Start EXTRACTED DATA

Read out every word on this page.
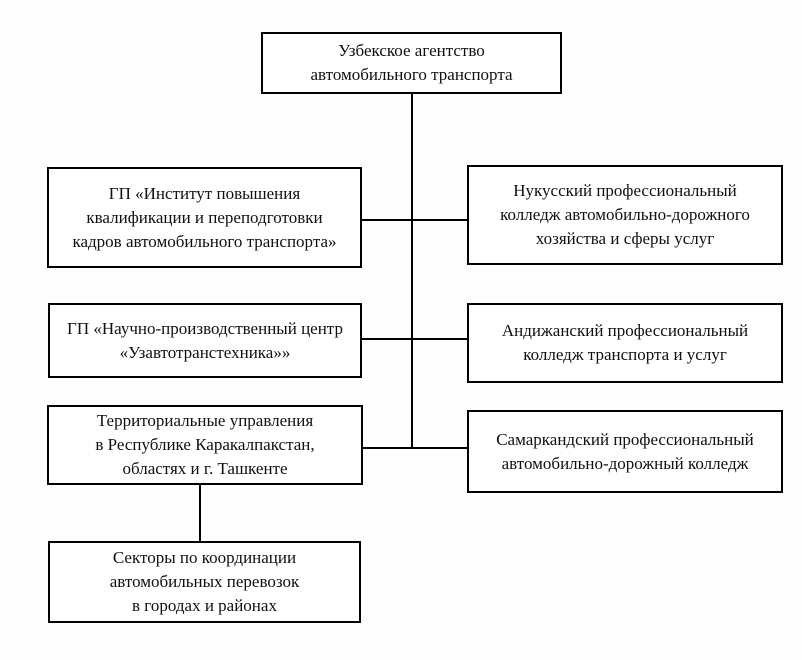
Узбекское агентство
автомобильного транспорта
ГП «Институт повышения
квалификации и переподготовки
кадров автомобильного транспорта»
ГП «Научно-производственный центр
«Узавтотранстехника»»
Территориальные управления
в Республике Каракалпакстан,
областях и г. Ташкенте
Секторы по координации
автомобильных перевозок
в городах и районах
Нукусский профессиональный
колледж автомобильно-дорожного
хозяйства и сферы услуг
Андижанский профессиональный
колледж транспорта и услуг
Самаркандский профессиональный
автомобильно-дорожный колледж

End EXTRACTED DATA
Start EXTRACTED DATA

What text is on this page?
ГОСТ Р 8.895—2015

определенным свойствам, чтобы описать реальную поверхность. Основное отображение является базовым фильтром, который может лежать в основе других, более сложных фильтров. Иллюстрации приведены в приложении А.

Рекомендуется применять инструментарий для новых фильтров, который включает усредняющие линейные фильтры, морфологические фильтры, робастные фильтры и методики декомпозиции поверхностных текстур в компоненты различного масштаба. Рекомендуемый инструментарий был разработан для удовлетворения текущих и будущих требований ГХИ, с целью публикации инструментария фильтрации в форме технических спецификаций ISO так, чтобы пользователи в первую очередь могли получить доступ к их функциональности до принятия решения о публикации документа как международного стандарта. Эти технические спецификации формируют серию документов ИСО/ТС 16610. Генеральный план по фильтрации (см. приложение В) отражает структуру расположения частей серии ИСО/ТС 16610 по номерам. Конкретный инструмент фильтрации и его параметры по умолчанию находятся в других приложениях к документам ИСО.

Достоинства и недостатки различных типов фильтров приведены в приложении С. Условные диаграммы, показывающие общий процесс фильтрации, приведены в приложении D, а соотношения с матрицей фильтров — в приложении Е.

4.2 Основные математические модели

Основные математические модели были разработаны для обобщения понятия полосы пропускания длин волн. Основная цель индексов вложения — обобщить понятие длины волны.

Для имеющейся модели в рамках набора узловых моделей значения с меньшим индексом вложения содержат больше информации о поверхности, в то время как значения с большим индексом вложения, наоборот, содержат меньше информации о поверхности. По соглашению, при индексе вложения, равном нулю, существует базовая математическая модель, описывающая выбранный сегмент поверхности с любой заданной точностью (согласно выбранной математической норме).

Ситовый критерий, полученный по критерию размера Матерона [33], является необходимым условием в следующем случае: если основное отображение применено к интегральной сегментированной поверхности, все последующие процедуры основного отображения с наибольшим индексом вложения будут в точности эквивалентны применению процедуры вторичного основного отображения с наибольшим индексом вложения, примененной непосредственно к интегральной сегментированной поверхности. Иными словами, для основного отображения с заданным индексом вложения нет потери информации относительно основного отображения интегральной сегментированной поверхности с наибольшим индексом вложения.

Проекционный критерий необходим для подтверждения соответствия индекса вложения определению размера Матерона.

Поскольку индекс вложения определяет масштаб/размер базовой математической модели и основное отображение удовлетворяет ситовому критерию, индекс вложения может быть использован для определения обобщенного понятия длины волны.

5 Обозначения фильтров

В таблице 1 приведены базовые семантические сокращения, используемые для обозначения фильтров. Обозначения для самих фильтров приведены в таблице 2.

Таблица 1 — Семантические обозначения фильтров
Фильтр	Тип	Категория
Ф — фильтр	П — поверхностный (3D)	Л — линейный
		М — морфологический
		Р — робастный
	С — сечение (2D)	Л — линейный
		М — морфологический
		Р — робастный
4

End EXTRACTED DATA
Start EXTRACTED DATA

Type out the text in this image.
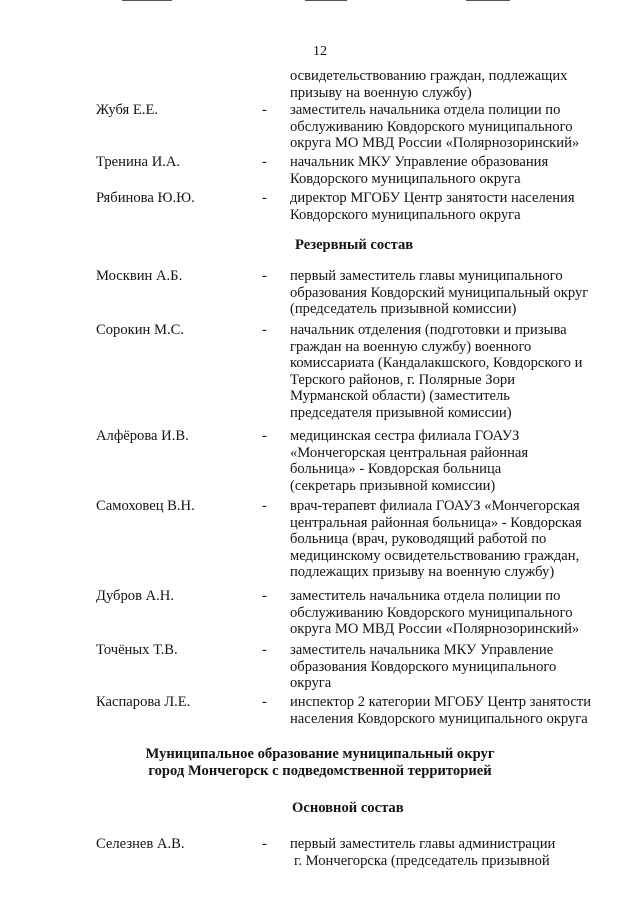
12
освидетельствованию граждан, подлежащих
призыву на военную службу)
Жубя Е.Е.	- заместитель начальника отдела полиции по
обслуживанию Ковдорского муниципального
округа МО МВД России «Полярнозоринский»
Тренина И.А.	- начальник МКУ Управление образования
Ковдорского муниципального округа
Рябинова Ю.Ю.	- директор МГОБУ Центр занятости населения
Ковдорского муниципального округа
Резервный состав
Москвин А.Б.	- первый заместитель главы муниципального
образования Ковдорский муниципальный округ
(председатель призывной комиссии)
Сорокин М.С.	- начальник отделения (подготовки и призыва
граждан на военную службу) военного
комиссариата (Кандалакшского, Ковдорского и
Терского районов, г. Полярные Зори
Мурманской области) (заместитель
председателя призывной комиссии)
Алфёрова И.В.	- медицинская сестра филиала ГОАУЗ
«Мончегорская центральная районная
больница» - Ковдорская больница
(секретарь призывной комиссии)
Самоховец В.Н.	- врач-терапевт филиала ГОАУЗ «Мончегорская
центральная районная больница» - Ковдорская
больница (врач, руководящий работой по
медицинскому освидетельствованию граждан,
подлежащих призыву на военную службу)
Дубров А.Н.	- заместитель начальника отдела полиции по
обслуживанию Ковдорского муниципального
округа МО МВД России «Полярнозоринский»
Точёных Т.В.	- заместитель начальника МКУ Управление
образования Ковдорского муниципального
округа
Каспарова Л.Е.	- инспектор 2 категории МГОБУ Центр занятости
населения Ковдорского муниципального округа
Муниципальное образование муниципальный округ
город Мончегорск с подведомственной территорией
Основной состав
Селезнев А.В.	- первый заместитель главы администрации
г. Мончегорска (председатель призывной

End EXTRACTED DATA

From the listing above, pick out every line containing "критерию".

Ситовый критерий, полученный по критерию размера Матерона [33], является необходимым условием в следующем случае: если основное отображение применено к интегральной сегментированной поверхности, все последующие процедуры основного отображения с наибольшим индексом вложения будут в точности эквивалентны применению процедуры вторичного основного отображения с наибольшим индексом вложения, примененной непосредственно к интегральной сегментированной поверхности. Иными словами, для основного отображения с заданным индексом вложения нет потери информации относительно основного отображения интегральной сегментированной поверхности с наибольшим индексом вложения.
Поскольку индекс вложения определяет масштаб/размер базовой математической модели и основное отображение удовлетворяет ситовому критерию, индекс вложения может быть использован для определения обобщенного понятия длины волны.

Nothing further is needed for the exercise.